--- Task statement ---
Lift out each line of the data that holds "screenshot".

--- Listed records ---

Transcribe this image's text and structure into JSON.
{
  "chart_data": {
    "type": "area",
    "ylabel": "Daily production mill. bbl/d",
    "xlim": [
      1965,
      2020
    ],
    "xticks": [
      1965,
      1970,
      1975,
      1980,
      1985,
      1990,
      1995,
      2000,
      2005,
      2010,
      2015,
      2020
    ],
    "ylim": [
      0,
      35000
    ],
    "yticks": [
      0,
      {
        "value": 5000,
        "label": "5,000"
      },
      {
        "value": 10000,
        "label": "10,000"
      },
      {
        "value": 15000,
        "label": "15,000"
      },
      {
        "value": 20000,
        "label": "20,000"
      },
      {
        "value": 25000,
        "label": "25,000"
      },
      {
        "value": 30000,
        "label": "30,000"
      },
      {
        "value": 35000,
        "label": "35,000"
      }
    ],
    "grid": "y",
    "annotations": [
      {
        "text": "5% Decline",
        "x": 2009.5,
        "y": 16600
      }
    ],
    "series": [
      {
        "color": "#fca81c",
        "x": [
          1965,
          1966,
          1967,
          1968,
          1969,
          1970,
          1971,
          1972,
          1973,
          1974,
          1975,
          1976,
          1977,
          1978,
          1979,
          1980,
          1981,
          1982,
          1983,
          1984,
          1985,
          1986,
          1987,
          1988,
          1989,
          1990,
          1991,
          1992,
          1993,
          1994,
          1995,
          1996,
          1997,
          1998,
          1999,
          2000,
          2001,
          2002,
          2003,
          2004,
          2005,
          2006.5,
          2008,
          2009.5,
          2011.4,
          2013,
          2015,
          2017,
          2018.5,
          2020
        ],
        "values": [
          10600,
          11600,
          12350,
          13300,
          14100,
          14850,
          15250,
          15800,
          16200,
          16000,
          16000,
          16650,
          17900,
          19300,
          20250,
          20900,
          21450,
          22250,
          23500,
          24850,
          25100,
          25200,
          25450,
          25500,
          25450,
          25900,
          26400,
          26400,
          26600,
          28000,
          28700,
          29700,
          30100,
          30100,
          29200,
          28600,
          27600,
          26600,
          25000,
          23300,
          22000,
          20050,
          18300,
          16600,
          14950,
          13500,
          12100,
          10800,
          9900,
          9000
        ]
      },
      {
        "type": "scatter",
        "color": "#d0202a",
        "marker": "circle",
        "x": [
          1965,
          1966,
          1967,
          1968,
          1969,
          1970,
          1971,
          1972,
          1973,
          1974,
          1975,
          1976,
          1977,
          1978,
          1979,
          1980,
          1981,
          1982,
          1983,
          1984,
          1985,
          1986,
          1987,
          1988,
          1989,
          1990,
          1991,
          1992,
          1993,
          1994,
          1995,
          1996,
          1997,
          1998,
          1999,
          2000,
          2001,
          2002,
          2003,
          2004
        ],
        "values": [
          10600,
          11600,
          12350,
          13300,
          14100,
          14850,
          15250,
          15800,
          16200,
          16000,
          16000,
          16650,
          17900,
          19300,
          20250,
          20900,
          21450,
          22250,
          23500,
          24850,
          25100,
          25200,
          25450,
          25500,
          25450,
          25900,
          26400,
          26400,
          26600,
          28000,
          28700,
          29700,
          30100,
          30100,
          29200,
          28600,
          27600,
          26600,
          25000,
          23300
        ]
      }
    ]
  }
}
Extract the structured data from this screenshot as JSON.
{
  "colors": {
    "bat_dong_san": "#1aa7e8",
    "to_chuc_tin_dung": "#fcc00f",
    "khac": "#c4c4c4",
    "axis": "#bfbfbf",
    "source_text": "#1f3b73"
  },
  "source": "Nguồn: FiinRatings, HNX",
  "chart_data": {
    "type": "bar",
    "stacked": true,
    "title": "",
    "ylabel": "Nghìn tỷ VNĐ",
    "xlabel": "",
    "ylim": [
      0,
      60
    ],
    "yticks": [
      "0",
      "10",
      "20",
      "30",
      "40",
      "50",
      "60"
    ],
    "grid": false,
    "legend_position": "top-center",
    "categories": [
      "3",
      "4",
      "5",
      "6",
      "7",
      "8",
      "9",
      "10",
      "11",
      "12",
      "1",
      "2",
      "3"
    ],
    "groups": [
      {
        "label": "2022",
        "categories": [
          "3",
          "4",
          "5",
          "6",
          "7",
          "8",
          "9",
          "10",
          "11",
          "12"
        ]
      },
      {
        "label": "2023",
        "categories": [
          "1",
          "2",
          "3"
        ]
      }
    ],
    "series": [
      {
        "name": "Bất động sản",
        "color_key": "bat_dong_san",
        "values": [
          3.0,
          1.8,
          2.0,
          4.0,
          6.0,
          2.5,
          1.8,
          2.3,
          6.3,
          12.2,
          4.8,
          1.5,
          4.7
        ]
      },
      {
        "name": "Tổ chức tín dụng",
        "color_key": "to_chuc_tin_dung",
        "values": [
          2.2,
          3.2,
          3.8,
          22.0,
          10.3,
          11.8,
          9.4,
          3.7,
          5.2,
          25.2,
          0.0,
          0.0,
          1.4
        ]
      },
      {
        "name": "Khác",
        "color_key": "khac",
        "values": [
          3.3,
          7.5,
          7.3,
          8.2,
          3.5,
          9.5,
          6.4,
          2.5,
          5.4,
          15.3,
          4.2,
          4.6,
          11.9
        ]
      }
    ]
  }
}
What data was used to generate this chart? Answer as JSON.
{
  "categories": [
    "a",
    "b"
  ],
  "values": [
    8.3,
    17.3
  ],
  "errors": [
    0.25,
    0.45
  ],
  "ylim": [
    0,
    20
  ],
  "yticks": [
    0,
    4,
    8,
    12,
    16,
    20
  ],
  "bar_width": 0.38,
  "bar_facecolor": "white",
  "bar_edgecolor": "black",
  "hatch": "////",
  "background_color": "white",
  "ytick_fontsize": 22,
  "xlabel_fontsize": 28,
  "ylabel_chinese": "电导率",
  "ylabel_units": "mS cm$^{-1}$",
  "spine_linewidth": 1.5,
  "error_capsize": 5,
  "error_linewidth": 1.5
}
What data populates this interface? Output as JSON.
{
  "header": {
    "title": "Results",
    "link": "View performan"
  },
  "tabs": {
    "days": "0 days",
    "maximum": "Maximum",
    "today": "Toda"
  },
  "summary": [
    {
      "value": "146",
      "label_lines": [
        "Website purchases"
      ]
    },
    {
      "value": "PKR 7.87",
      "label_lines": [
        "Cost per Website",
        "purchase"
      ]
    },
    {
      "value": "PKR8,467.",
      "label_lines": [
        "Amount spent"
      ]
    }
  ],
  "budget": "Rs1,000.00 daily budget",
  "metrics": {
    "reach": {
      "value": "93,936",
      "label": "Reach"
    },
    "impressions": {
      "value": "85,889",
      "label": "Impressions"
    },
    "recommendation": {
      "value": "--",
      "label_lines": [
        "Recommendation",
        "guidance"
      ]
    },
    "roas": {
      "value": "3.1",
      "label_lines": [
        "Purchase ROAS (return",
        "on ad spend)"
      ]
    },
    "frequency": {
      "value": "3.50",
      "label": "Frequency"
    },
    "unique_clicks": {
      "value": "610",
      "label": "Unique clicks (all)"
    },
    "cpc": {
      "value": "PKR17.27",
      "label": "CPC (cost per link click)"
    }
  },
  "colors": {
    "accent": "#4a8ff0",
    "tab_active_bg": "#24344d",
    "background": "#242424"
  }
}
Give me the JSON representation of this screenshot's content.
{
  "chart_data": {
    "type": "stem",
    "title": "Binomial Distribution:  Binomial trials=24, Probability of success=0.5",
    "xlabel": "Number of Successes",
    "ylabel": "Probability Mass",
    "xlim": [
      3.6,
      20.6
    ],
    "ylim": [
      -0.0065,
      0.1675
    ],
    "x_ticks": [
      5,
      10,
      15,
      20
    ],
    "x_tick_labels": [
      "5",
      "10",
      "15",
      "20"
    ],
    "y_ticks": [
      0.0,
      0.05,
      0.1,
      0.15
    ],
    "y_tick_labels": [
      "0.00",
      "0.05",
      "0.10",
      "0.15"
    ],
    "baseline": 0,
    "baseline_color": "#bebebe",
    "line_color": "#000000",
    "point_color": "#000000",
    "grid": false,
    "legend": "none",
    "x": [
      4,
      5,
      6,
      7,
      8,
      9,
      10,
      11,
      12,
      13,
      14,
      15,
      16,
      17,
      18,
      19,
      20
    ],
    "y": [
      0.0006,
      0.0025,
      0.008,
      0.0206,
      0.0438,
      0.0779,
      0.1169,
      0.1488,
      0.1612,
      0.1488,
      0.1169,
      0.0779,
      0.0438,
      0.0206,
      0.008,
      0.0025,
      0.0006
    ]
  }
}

--- Solved problem ---
Extract the structured data from this screenshot as JSON.
Give me the JSON representation of this screenshot's content.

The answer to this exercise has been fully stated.